Start of DOCUMENT

3. If it returns Yes, apply the steps from KB Install a self-signed certificate in VMware Aria Operations for Logs 8.12 and Later.
When you access the Aria Ops for Logs user interface, check if the new node removed in step 3 is gone; otherwise, delete it from the user interface by clicking the X button.

Part 2: Migrate Log Repository to a New Node

To replace a node while preserving data, follow these steps to migrate logs.

Step 1: Deploy New Node

Create virtual machine snapshots for all nodes in the cluster before proceeding. How to take a Snapshot of Operations for Logs
Deploy a new VMware Aria Operations for Logs worker node. Add a Worker Node to a VMware Aria Operations for Logs Cluster
Ensure the storage capacity matches the existing cluster nodes.

End of DOCUMENT

OBJECTIVE A:
Say whether each statement agrees with the guide to replacing a node: (i) Snapshots of all nodes in the cluster should be taken before going on. (ii) The new node may have less storage than the nodes already in the cluster. (iii) The node to deploy is a worker node. For each, answer yes or no and quote the deciding words from the guide.
The text and the records are unrelated to each other.

Start of ROWS

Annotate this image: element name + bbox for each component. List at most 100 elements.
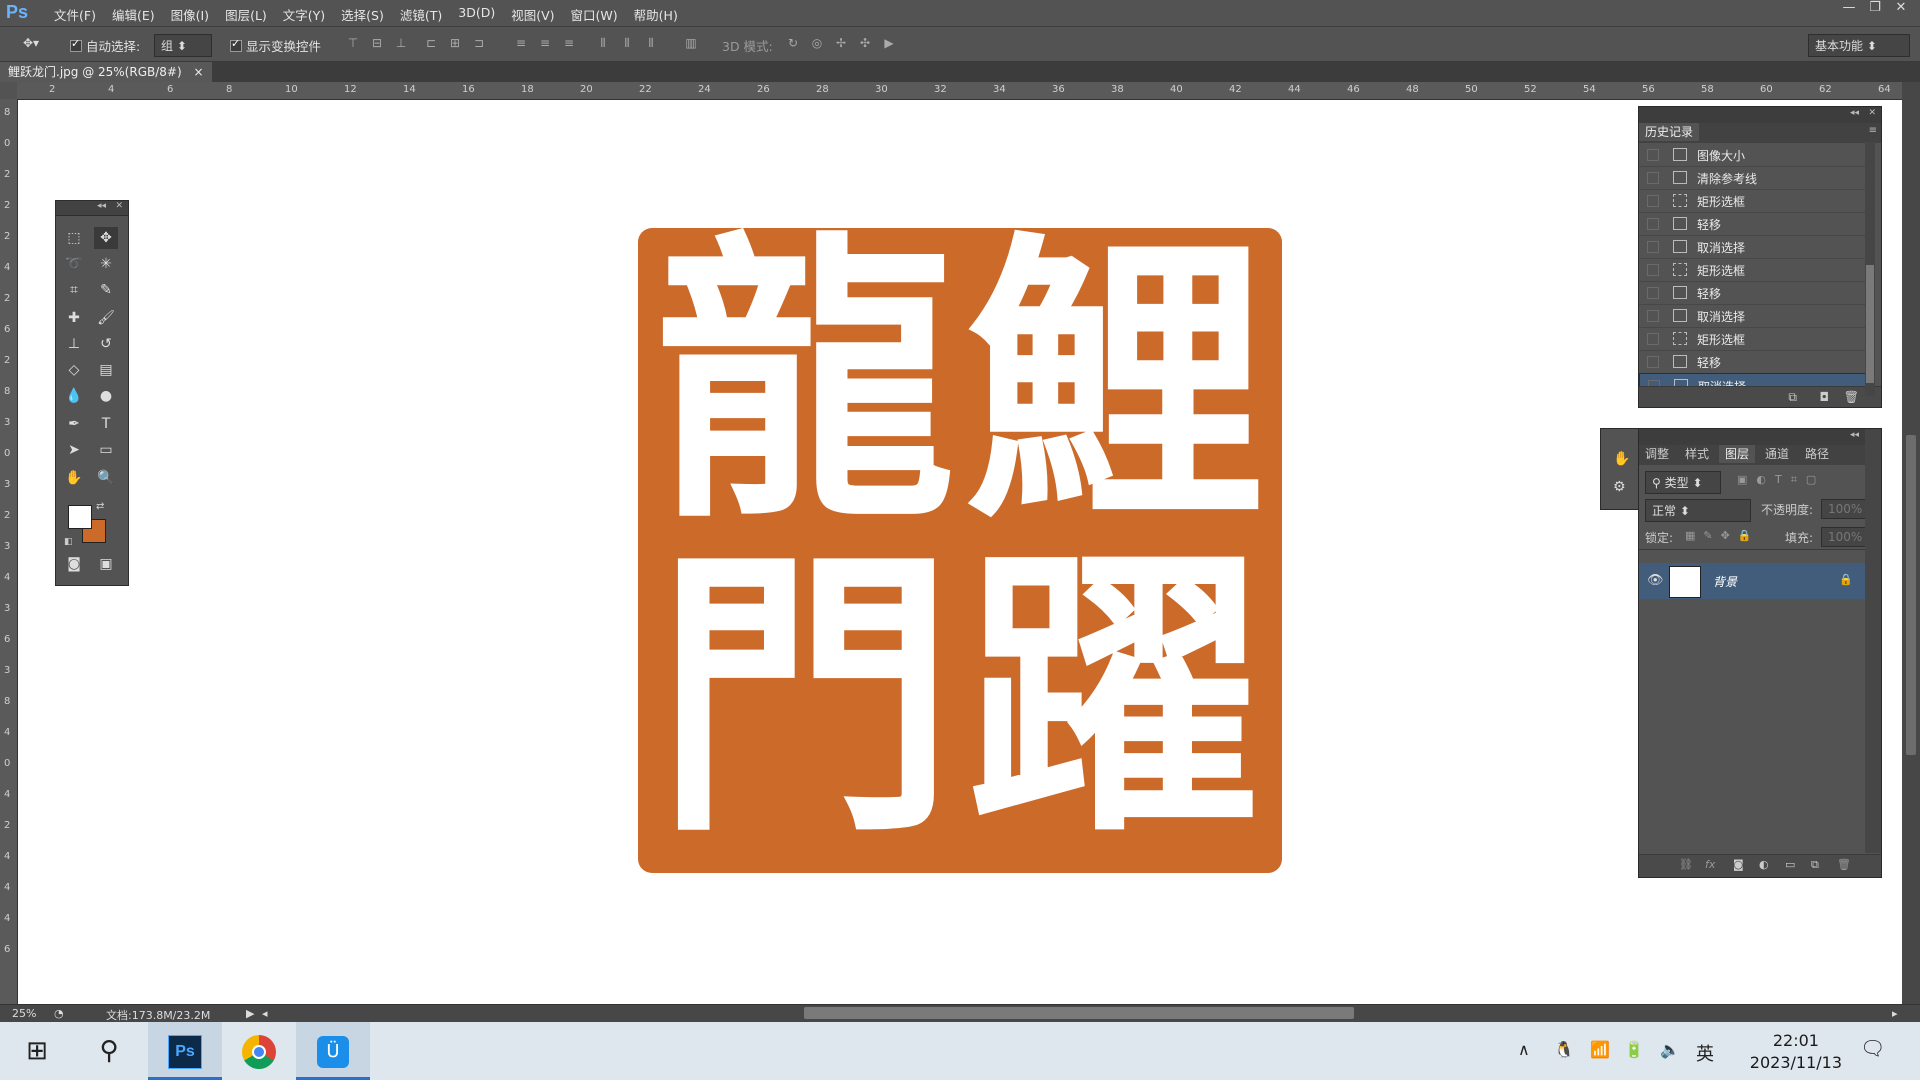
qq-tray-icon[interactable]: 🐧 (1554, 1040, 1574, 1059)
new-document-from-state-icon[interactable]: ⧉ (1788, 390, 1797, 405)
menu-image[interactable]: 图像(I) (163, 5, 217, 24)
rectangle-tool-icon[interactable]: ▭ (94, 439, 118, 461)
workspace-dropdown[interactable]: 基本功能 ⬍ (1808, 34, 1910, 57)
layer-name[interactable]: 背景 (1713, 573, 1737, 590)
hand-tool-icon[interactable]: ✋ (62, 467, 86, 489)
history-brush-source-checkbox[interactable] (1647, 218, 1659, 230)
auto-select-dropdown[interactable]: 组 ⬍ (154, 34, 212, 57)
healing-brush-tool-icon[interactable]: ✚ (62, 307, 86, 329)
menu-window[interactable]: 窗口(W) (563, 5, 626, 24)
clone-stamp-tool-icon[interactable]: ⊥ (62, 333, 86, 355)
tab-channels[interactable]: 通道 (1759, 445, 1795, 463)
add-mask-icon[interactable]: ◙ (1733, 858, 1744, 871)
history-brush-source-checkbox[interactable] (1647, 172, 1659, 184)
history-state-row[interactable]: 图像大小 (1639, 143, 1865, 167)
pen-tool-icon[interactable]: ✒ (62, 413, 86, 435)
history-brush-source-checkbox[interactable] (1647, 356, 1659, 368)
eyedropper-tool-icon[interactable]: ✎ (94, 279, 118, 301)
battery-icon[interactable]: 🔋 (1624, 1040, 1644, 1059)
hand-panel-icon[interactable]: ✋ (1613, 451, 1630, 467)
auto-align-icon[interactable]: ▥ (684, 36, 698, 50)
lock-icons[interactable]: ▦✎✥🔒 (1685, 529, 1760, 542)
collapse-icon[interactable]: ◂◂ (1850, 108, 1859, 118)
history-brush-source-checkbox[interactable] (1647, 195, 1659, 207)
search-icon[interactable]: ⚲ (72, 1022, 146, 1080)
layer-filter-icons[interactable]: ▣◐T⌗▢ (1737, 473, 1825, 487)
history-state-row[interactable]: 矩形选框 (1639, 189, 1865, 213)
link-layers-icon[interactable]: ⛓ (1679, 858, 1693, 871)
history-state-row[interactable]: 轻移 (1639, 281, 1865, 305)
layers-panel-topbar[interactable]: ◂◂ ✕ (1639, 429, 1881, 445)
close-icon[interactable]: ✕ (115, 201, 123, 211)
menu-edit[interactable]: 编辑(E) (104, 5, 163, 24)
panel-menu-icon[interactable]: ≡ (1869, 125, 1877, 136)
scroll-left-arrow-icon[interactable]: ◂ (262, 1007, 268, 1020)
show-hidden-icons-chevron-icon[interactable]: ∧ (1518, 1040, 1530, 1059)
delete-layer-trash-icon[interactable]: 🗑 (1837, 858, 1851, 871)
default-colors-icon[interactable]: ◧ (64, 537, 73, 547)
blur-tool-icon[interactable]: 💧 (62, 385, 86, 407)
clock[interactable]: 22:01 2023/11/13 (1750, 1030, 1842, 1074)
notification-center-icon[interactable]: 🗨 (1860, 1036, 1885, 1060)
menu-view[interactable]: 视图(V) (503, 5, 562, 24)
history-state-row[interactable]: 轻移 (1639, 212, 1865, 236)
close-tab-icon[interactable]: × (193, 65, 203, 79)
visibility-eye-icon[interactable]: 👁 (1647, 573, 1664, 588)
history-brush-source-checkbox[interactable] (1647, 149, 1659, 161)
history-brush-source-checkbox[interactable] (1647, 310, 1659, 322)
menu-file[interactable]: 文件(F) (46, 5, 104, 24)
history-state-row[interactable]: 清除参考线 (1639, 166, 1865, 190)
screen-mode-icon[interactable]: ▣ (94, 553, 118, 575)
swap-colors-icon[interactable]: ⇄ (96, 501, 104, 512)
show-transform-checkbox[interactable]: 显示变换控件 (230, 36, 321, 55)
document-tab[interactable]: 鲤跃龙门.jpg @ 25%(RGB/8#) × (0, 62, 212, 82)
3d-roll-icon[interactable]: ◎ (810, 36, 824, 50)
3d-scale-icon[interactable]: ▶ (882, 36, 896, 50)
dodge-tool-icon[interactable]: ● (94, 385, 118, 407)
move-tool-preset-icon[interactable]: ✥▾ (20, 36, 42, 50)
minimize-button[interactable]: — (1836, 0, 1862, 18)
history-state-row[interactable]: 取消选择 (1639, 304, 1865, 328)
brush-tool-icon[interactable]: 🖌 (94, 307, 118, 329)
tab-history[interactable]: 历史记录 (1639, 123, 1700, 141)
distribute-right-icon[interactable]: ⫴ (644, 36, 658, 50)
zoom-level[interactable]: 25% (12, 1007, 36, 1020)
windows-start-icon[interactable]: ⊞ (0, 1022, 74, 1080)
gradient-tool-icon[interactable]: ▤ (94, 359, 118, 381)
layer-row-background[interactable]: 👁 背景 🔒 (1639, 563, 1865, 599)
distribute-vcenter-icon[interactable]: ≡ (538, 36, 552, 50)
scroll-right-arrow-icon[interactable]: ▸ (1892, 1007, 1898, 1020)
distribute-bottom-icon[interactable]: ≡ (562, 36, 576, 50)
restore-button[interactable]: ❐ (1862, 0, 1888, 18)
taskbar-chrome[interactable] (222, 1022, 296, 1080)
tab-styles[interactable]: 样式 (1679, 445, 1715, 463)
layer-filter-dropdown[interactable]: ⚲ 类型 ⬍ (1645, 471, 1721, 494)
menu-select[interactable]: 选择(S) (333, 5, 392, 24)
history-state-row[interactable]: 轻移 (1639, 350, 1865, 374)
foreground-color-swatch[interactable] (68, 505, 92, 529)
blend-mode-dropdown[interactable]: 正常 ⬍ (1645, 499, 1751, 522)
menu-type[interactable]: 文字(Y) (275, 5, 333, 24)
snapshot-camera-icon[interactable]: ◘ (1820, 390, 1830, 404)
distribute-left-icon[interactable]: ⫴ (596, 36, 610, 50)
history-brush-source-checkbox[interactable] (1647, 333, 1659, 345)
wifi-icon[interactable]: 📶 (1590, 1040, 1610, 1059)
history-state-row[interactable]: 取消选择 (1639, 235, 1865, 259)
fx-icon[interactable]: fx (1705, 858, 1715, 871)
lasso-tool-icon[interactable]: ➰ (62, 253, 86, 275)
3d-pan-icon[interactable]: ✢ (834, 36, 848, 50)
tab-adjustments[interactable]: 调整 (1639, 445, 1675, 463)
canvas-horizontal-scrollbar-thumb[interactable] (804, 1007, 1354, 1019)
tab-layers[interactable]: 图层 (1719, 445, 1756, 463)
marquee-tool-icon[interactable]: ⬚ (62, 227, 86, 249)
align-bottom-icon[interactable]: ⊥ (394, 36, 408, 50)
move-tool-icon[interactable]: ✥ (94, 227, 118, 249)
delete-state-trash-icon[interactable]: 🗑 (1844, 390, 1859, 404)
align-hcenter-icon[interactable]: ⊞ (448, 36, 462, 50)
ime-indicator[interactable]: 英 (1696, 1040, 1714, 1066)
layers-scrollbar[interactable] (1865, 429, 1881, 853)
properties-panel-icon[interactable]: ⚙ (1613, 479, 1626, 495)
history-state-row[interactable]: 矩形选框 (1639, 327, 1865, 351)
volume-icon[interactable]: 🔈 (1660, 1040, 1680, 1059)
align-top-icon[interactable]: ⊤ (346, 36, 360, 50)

End of ROWS
Start of ROWS

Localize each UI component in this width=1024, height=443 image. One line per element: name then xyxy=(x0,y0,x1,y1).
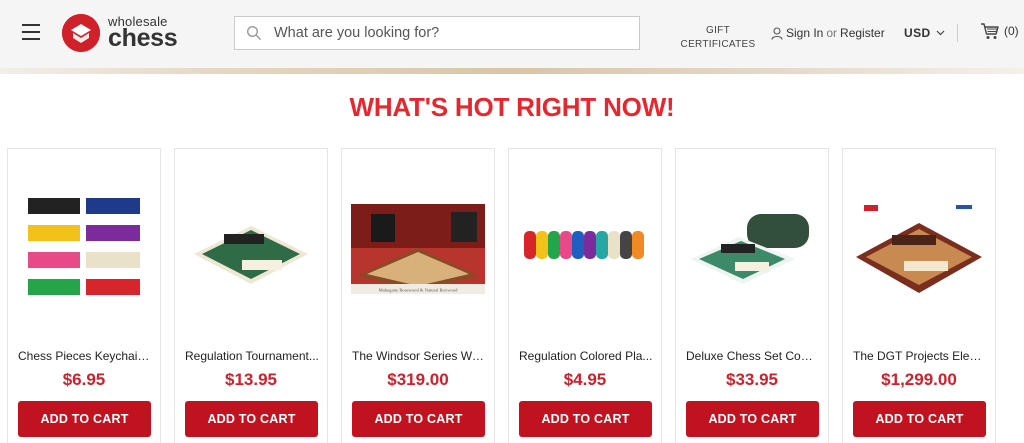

End of ROWS

OBJECTIVE B:
Retype the part of the records that opens with the line containing "Annotate this image: element" and closes with the line containing "clone-stamp-tool-icon[interactable]: ⊥ (62, 333, 86, 355)", including both of those lines. Leave the pictures out of your answer.

EXERCISE OUTPUT A:
(i) Yes: "Create virtual machine snapshots for all nodes in the cluster before proceeding."
(ii) No: "Ensure the storage capacity matches the existing cluster nodes."
(iii) Yes: "Deploy a new VMware Aria Operations for Logs worker node."

EXERCISE OUTPUT B:
Annotate this image: element name + bbox for each component. List at most 100 elements.
qq-tray-icon[interactable]: 🐧 (1554, 1040, 1574, 1059)
new-document-from-state-icon[interactable]: ⧉ (1788, 390, 1797, 405)
menu-image[interactable]: 图像(I) (163, 5, 217, 24)
rectangle-tool-icon[interactable]: ▭ (94, 439, 118, 461)
workspace-dropdown[interactable]: 基本功能 ⬍ (1808, 34, 1910, 57)
layer-name[interactable]: 背景 (1713, 573, 1737, 590)
hand-tool-icon[interactable]: ✋ (62, 467, 86, 489)
history-brush-source-checkbox[interactable] (1647, 218, 1659, 230)
auto-select-dropdown[interactable]: 组 ⬍ (154, 34, 212, 57)
healing-brush-tool-icon[interactable]: ✚ (62, 307, 86, 329)
menu-window[interactable]: 窗口(W) (563, 5, 626, 24)
clone-stamp-tool-icon[interactable]: ⊥ (62, 333, 86, 355)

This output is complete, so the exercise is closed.